▶ **Source data**
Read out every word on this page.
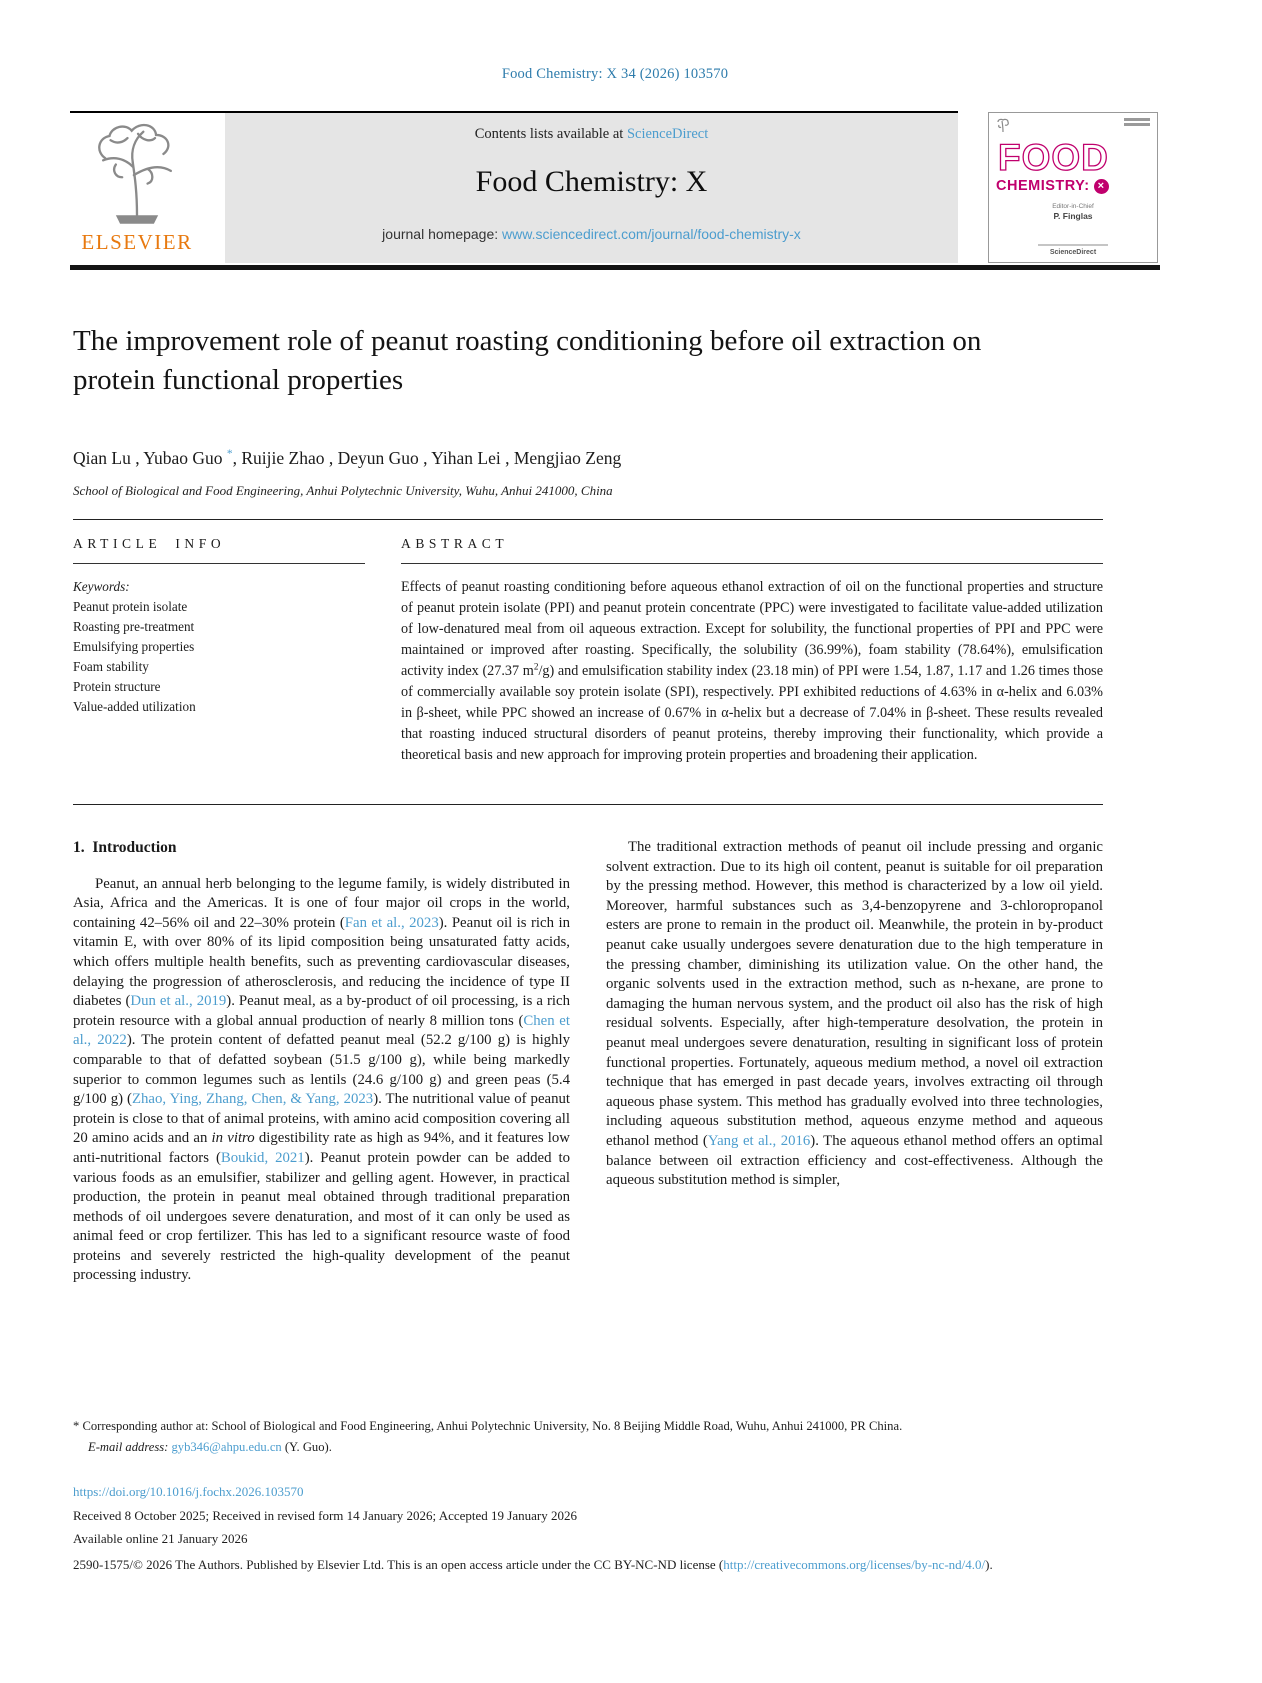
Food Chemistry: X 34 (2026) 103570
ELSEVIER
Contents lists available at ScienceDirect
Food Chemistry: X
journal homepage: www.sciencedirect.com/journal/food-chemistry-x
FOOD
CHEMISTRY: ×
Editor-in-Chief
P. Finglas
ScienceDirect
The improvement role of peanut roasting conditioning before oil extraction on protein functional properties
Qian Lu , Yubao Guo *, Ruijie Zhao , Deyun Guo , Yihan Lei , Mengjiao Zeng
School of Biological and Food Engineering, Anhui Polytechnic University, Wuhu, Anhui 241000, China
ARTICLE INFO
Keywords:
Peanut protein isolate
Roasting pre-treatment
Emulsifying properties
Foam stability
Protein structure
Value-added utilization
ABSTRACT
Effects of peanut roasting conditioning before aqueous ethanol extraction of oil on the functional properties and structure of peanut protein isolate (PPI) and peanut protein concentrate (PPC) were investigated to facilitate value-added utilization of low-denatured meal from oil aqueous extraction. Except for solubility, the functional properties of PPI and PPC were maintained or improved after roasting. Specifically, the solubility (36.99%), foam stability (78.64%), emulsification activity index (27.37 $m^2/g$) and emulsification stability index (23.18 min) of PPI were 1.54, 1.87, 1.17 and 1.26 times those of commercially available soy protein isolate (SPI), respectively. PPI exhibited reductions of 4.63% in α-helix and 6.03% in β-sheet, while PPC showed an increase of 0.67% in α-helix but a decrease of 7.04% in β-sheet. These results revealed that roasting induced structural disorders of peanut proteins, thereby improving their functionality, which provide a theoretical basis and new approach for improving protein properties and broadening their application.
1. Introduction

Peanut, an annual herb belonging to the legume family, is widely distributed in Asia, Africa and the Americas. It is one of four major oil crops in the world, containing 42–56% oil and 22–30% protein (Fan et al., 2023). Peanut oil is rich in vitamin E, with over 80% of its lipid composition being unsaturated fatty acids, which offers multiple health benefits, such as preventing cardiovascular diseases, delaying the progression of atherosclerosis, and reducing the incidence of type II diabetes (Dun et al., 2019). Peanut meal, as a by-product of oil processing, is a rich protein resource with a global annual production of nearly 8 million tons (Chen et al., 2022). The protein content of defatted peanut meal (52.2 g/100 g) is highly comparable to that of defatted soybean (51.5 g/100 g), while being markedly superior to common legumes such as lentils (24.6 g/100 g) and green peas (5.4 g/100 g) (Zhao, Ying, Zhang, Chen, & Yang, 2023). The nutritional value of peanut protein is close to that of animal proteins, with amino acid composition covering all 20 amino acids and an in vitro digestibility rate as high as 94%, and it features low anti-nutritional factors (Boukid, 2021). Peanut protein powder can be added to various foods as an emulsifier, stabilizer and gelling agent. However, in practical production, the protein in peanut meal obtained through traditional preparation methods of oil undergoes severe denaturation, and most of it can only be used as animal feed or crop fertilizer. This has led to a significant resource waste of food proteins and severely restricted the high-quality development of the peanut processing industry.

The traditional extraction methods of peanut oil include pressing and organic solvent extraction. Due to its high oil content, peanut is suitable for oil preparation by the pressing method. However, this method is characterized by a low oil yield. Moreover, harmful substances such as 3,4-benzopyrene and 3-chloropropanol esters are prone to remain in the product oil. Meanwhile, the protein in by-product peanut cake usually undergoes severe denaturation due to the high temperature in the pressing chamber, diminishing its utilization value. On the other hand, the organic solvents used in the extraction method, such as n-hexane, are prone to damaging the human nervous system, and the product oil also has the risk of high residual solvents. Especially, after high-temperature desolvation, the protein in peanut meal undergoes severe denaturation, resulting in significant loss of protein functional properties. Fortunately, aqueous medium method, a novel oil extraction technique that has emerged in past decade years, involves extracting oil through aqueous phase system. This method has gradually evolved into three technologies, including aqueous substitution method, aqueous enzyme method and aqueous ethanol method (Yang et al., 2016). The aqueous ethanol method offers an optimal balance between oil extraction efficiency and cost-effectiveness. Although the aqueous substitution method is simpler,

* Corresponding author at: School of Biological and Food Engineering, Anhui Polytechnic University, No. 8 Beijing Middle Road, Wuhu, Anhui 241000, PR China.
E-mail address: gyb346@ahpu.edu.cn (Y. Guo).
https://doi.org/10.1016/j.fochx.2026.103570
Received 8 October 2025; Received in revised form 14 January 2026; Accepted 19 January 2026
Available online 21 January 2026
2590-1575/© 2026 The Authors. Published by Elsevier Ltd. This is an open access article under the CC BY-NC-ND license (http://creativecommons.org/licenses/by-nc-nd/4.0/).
...
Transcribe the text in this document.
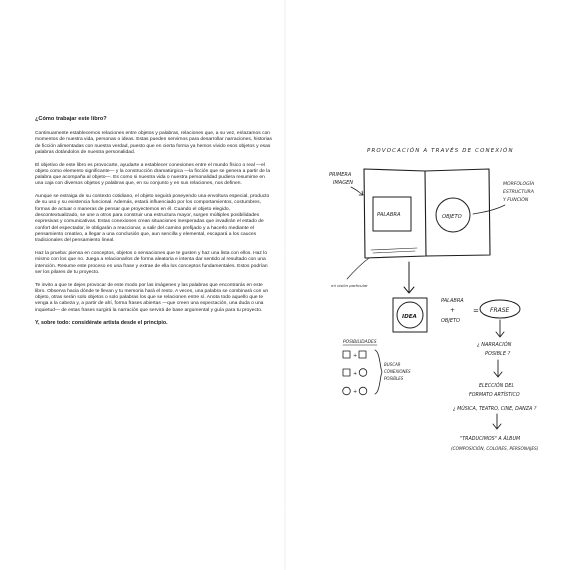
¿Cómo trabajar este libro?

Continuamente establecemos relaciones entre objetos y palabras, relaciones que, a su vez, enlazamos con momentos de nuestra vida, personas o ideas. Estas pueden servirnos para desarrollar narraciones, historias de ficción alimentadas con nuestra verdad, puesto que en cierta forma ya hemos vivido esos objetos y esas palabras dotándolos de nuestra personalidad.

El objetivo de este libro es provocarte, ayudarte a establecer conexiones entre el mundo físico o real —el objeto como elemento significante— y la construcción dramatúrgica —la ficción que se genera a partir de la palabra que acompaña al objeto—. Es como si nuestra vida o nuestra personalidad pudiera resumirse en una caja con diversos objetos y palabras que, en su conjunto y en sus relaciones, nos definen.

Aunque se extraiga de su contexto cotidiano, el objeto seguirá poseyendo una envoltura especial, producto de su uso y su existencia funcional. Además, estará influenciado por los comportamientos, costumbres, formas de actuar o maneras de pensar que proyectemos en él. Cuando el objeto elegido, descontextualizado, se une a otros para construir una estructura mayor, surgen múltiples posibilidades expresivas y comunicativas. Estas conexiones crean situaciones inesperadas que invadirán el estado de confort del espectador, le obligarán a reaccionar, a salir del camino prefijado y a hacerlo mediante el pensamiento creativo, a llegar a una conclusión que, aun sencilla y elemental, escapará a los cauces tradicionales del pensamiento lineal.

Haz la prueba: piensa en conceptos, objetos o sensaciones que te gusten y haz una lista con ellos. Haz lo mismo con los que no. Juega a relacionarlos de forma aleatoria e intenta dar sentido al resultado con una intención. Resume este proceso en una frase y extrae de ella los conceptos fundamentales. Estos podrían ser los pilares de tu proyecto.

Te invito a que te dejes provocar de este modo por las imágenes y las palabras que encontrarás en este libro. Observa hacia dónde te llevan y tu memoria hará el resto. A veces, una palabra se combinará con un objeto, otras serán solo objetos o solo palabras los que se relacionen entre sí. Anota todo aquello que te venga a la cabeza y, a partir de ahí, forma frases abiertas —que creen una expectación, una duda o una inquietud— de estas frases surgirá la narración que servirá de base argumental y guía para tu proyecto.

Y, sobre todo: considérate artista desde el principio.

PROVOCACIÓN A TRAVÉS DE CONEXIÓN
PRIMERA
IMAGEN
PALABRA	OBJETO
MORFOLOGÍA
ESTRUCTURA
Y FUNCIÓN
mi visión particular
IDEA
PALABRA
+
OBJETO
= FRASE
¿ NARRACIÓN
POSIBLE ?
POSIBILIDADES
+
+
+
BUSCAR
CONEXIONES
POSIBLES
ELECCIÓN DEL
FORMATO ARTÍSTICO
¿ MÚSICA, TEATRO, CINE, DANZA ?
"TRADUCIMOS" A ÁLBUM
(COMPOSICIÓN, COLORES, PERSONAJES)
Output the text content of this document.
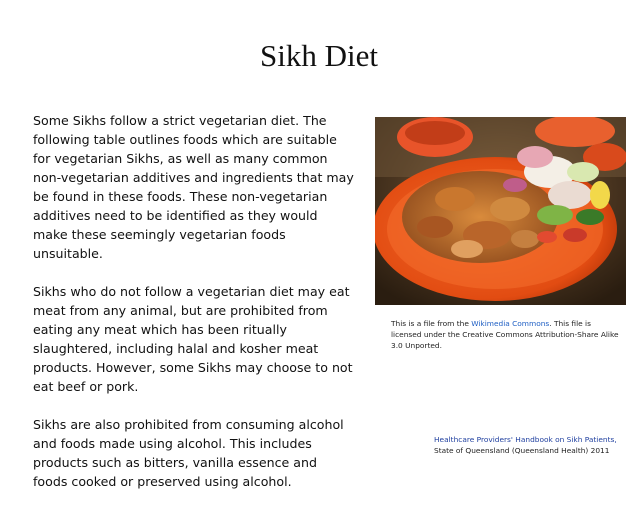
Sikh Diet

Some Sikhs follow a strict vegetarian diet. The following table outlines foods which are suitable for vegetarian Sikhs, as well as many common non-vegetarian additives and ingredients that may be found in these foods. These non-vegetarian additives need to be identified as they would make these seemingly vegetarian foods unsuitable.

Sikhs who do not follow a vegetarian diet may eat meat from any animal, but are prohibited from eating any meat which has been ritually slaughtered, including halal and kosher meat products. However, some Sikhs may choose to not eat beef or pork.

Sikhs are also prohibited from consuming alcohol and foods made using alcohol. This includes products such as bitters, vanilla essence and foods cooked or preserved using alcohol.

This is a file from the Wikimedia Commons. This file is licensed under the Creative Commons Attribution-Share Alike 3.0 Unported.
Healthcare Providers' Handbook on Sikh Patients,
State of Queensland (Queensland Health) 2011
* * *
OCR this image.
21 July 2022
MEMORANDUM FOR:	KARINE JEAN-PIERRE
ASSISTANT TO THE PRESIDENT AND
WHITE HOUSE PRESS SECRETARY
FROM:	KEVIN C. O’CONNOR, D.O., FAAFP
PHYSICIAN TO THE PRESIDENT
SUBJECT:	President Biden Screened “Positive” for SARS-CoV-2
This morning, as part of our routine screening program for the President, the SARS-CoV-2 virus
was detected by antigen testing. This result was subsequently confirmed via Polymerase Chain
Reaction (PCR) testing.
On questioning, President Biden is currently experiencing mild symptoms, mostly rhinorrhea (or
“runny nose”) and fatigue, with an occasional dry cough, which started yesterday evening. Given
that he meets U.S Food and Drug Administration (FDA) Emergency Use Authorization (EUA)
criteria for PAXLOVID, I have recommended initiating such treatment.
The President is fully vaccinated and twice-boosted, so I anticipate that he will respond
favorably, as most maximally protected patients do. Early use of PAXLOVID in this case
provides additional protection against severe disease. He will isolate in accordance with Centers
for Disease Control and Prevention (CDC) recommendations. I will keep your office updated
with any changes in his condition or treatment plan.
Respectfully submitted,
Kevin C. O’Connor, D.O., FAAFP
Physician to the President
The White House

▶ **What the task asks**
Please return each line of the data above in which the word "FAAFP" occurs.

▶ **The completed task**
FROM:	KEVIN C. O’CONNOR, D.O., FAAFP
Kevin C. O’Connor, D.O., FAAFP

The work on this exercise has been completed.